• [What to do] Would you write out the listing verbatim and skip every picture in it?

• [Working data]

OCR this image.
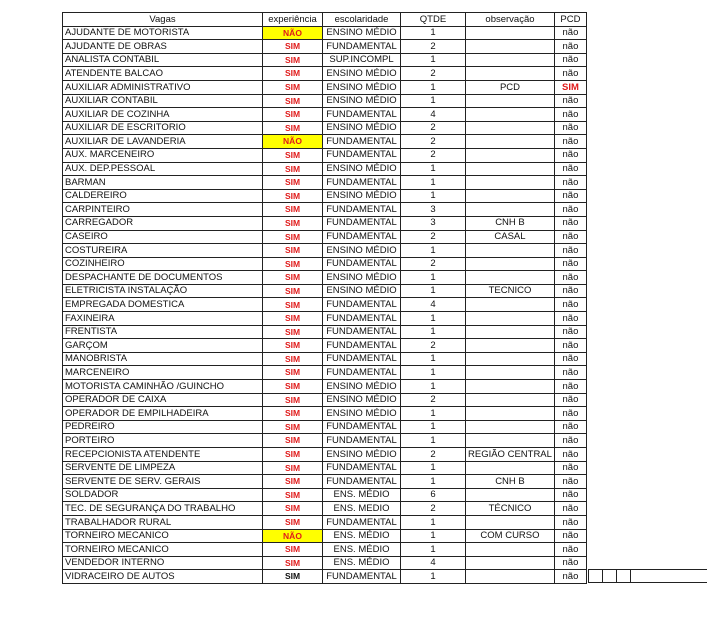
Vagas	experiência	escolaridade	QTDE	observação	PCD
AJUDANTE DE MOTORISTA	NÃO	ENSINO MÉDIO	1		não
AJUDANTE DE OBRAS	SIM	FUNDAMENTAL	2		não
ANALISTA CONTABIL	SIM	SUP.INCOMPL	1		não
ATENDENTE BALCAO	SIM	ENSINO MÉDIO	2		não
AUXILIAR ADMINISTRATIVO	SIM	ENSINO MÉDIO	1	PCD	SIM
AUXILIAR CONTABIL	SIM	ENSINO MÉDIO	1		não
AUXILIAR DE COZINHA	SIM	FUNDAMENTAL	4		não
AUXILIAR DE ESCRITORIO	SIM	ENSINO MÉDIO	2		não
AUXILIAR DE LAVANDERIA	NÃO	FUNDAMENTAL	2		não
AUX. MARCENEIRO	SIM	FUNDAMENTAL	2		não
AUX. DEP.PESSOAL	SIM	ENSINO MÉDIO	1		não
BARMAN	SIM	FUNDAMENTAL	1		não
CALDEREIRO	SIM	ENSINO MÉDIO	1		não
CARPINTEIRO	SIM	FUNDAMENTAL	3		não
CARREGADOR	SIM	FUNDAMENTAL	3	CNH B	não
CASEIRO	SIM	FUNDAMENTAL	2	CASAL	não
COSTUREIRA	SIM	ENSINO MÉDIO	1		não
COZINHEIRO	SIM	FUNDAMENTAL	2		não
DESPACHANTE DE DOCUMENTOS	SIM	ENSINO MÉDIO	1		não
ELETRICISTA INSTALAÇÃO	SIM	ENSINO MÉDIO	1	TECNICO	não
EMPREGADA DOMESTICA	SIM	FUNDAMENTAL	4		não
FAXINEIRA	SIM	FUNDAMENTAL	1		não
FRENTISTA	SIM	FUNDAMENTAL	1		não
GARÇOM	SIM	FUNDAMENTAL	2		não
MANOBRISTA	SIM	FUNDAMENTAL	1		não
MARCENEIRO	SIM	FUNDAMENTAL	1		não
MOTORISTA CAMINHÃO /GUINCHO	SIM	ENSINO MÉDIO	1		não
OPERADOR DE CAIXA	SIM	ENSINO MÉDIO	2		não
OPERADOR DE EMPILHADEIRA	SIM	ENSINO MÉDIO	1		não
PEDREIRO	SIM	FUNDAMENTAL	1		não
PORTEIRO	SIM	FUNDAMENTAL	1		não
RECEPCIONISTA ATENDENTE	SIM	ENSINO MÉDIO	2	REGIÃO CENTRAL	não
SERVENTE DE LIMPEZA	SIM	FUNDAMENTAL	1		não
SERVENTE DE SERV. GERAIS	SIM	FUNDAMENTAL	1	CNH B	não
SOLDADOR	SIM	ENS. MÉDIO	6		não
TEC. DE SEGURANÇA DO TRABALHO	SIM	ENS. MEDIO	2	TÉCNICO	não
TRABALHADOR RURAL	SIM	FUNDAMENTAL	1		não
TORNEIRO MECANICO	NÃO	ENS. MÉDIO	1	COM CURSO	não
TORNEIRO MECANICO	SIM	ENS. MÉDIO	1		não
VENDEDOR INTERNO	SIM	ENS. MÉDIO	4		não
VIDRACEIRO DE AUTOS	SIM	FUNDAMENTAL	1		não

• [Task output]
OCR this image.
Vagas	experiência	escolaridade	QTDE	observação	PCD
AJUDANTE DE MOTORISTA	NÃO	ENSINO MÉDIO	1		não
AJUDANTE DE OBRAS	SIM	FUNDAMENTAL	2		não
ANALISTA CONTABIL	SIM	SUP.INCOMPL	1		não
ATENDENTE BALCAO	SIM	ENSINO MÉDIO	2		não
AUXILIAR ADMINISTRATIVO	SIM	ENSINO MÉDIO	1	PCD	SIM
AUXILIAR CONTABIL	SIM	ENSINO MÉDIO	1		não
AUXILIAR DE COZINHA	SIM	FUNDAMENTAL	4		não
AUXILIAR DE ESCRITORIO	SIM	ENSINO MÉDIO	2		não
AUXILIAR DE LAVANDERIA	NÃO	FUNDAMENTAL	2		não
AUX. MARCENEIRO	SIM	FUNDAMENTAL	2		não
AUX. DEP.PESSOAL	SIM	ENSINO MÉDIO	1		não
BARMAN	SIM	FUNDAMENTAL	1		não
CALDEREIRO	SIM	ENSINO MÉDIO	1		não
CARPINTEIRO	SIM	FUNDAMENTAL	3		não
CARREGADOR	SIM	FUNDAMENTAL	3	CNH B	não
CASEIRO	SIM	FUNDAMENTAL	2	CASAL	não
COSTUREIRA	SIM	ENSINO MÉDIO	1		não
COZINHEIRO	SIM	FUNDAMENTAL	2		não
DESPACHANTE DE DOCUMENTOS	SIM	ENSINO MÉDIO	1		não
ELETRICISTA INSTALAÇÃO	SIM	ENSINO MÉDIO	1	TECNICO	não
EMPREGADA DOMESTICA	SIM	FUNDAMENTAL	4		não
FAXINEIRA	SIM	FUNDAMENTAL	1		não
FRENTISTA	SIM	FUNDAMENTAL	1		não
GARÇOM	SIM	FUNDAMENTAL	2		não
MANOBRISTA	SIM	FUNDAMENTAL	1		não
MARCENEIRO	SIM	FUNDAMENTAL	1		não
MOTORISTA CAMINHÃO /GUINCHO	SIM	ENSINO MÉDIO	1		não
OPERADOR DE CAIXA	SIM	ENSINO MÉDIO	2		não
OPERADOR DE EMPILHADEIRA	SIM	ENSINO MÉDIO	1		não
PEDREIRO	SIM	FUNDAMENTAL	1		não
PORTEIRO	SIM	FUNDAMENTAL	1		não
RECEPCIONISTA ATENDENTE	SIM	ENSINO MÉDIO	2	REGIÃO CENTRAL	não
SERVENTE DE LIMPEZA	SIM	FUNDAMENTAL	1		não
SERVENTE DE SERV. GERAIS	SIM	FUNDAMENTAL	1	CNH B	não
SOLDADOR	SIM	ENS. MÉDIO	6		não
TEC. DE SEGURANÇA DO TRABALHO	SIM	ENS. MEDIO	2	TÉCNICO	não
TRABALHADOR RURAL	SIM	FUNDAMENTAL	1		não
TORNEIRO MECANICO	NÃO	ENS. MÉDIO	1	COM CURSO	não
TORNEIRO MECANICO	SIM	ENS. MÉDIO	1		não
VENDEDOR INTERNO	SIM	ENS. MÉDIO	4		não
VIDRACEIRO DE AUTOS	SIM	FUNDAMENTAL	1		não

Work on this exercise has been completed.